Exercise input.
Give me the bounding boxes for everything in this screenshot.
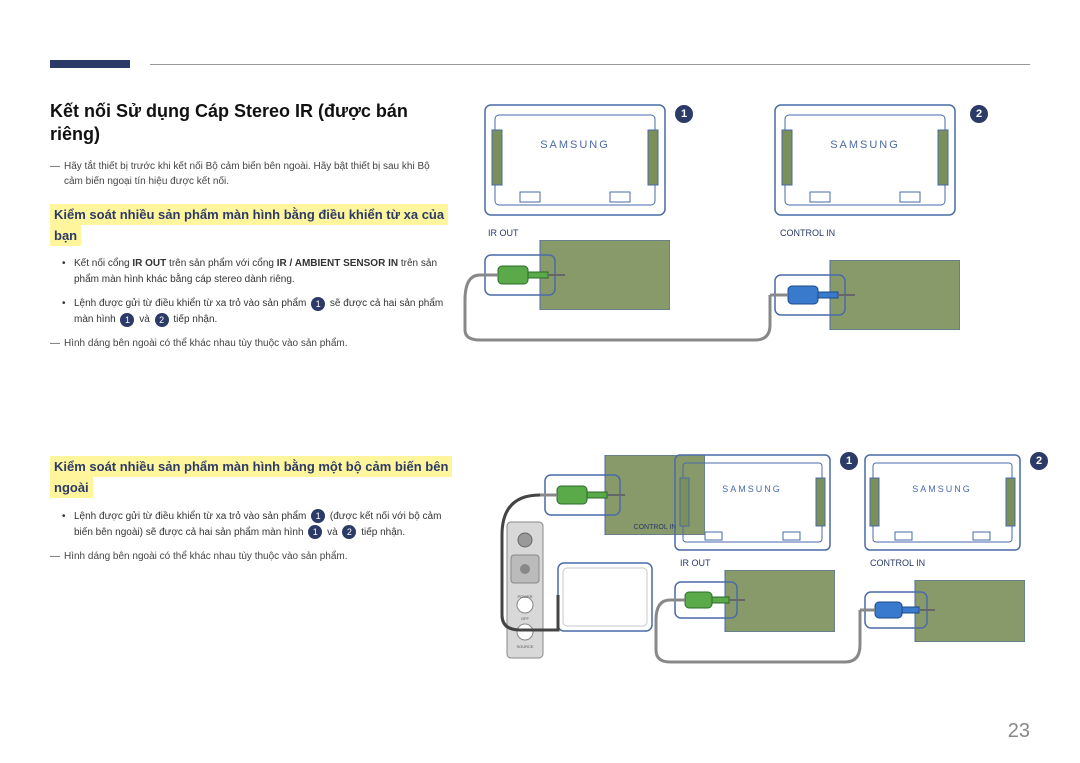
circled-2-icon: 2 bbox=[342, 525, 356, 539]
badge-1: 1 bbox=[675, 105, 693, 123]
section1-bullet2: Lệnh được gửi từ điều khiển từ xa trỏ và… bbox=[50, 296, 450, 328]
monitor-back-1-icon: SAMSUNG bbox=[480, 100, 670, 220]
header-accent bbox=[50, 60, 130, 68]
top-note: Hãy tắt thiết bị trước khi kết nối Bộ cả… bbox=[50, 159, 450, 189]
circled-2-icon: 2 bbox=[155, 313, 169, 327]
circled-1-icon: 1 bbox=[311, 297, 325, 311]
section2-bullet1: Lệnh được gửi từ điều khiển từ xa trỏ và… bbox=[50, 509, 450, 541]
monitor-back-b2-icon: SAMSUNG bbox=[860, 450, 1025, 555]
section2-footnote: Hình dáng bên ngoài có thể khác nhau tùy… bbox=[50, 549, 450, 564]
text: Lệnh được gửi từ điều khiển từ xa trỏ và… bbox=[74, 298, 309, 309]
cable-top-icon bbox=[460, 240, 800, 350]
bold-text: IR / AMBIENT SENSOR IN bbox=[277, 258, 398, 269]
bold-text: IR OUT bbox=[132, 258, 166, 269]
circled-1-icon: 1 bbox=[311, 509, 325, 523]
samsung-label: SAMSUNG bbox=[830, 139, 900, 151]
text: trên sản phẩm với cổng bbox=[166, 258, 277, 269]
page-title: Kết nối Sử dụng Cáp Stereo IR (được bán … bbox=[50, 100, 450, 147]
left-column: Kết nối Sử dụng Cáp Stereo IR (được bán … bbox=[50, 100, 450, 740]
text: Lệnh được gửi từ điều khiển từ xa trỏ và… bbox=[74, 511, 309, 522]
control-in-label: CONTROL IN bbox=[780, 228, 835, 238]
section2-heading: Kiểm soát nhiều sản phẩm màn hình bằng m… bbox=[50, 456, 452, 498]
cable-bottom-icon bbox=[650, 570, 900, 670]
section1-footnote: Hình dáng bên ngoài có thể khác nhau tùy… bbox=[50, 336, 450, 351]
text: Kết nối cổng bbox=[74, 258, 132, 269]
circled-1-icon: 1 bbox=[308, 525, 322, 539]
section1-bullet1: Kết nối cổng IR OUT trên sản phẩm với cổ… bbox=[50, 256, 450, 288]
text: và bbox=[324, 527, 340, 538]
ir-out-label-b: IR OUT bbox=[680, 558, 711, 568]
badge-b1: 1 bbox=[840, 452, 858, 470]
svg-text:SAMSUNG: SAMSUNG bbox=[912, 484, 972, 494]
sensor-cable-icon bbox=[490, 455, 610, 655]
samsung-label: SAMSUNG bbox=[540, 139, 610, 151]
monitor-back-b1-icon: SAMSUNG bbox=[670, 450, 835, 555]
badge-b2: 2 bbox=[1030, 452, 1048, 470]
right-column: SAMSUNG 1 SAMSUNG 2 IR OUT bbox=[480, 100, 1030, 740]
section1-heading: Kiểm soát nhiều sản phẩm màn hình bằng đ… bbox=[50, 204, 448, 246]
badge-2: 2 bbox=[970, 105, 988, 123]
header-rule bbox=[150, 64, 1030, 65]
control-in-label-b: CONTROL IN bbox=[870, 558, 925, 568]
ir-out-label: IR OUT bbox=[488, 228, 519, 238]
page-number: 23 bbox=[1008, 720, 1030, 743]
text: và bbox=[136, 314, 152, 325]
monitor-back-2-icon: SAMSUNG bbox=[770, 100, 960, 220]
text: tiếp nhận. bbox=[358, 527, 405, 538]
circled-1-icon: 1 bbox=[120, 313, 134, 327]
svg-text:SAMSUNG: SAMSUNG bbox=[722, 484, 782, 494]
text: tiếp nhận. bbox=[171, 314, 218, 325]
header-bar bbox=[50, 40, 1030, 70]
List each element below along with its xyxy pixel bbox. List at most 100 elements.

Problem to solve. Reproduce the lines starting at the one containing "circled-2-icon: 2 bbox=[342, 525, 356, 539]" and ending at the one containing "top-note: Hãy tắt", substituting "LG" for "SAMSUNG" and changing nothing else.

Reply to the task.
circled-2-icon: 2 bbox=[342, 525, 356, 539]
badge-1: 1 bbox=[675, 105, 693, 123]
section1-bullet2: Lệnh được gửi từ điều khiển từ xa trỏ và… bbox=[50, 296, 450, 328]
monitor-back-1-icon: LG bbox=[480, 100, 670, 220]
header-accent bbox=[50, 60, 130, 68]
top-note: Hãy tắt thiết bị trước khi kết nối Bộ cả… bbox=[50, 159, 450, 189]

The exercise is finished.